## Task brief
Tally the lines of the listing that contain the string "hager". Give the number and nothing else.
***** Task inputs *****
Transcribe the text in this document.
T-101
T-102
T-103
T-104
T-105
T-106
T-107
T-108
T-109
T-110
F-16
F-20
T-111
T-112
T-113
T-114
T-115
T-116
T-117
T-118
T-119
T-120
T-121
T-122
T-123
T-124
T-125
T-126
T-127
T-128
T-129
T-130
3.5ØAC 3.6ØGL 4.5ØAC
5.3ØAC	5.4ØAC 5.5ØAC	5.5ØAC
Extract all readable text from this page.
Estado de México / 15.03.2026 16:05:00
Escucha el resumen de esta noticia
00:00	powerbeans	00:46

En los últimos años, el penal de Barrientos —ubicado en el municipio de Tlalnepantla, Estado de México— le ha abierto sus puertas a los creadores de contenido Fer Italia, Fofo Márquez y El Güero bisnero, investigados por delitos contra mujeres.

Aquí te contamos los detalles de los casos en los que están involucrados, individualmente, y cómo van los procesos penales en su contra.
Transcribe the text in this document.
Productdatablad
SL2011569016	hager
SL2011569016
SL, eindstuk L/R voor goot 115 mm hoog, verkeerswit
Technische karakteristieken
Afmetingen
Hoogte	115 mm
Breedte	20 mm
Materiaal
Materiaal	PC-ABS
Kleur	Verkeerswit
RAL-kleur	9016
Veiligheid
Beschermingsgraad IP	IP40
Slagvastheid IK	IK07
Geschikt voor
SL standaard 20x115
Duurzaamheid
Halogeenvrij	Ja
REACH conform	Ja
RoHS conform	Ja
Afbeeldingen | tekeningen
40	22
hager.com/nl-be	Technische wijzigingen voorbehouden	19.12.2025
*****
## Correct response
2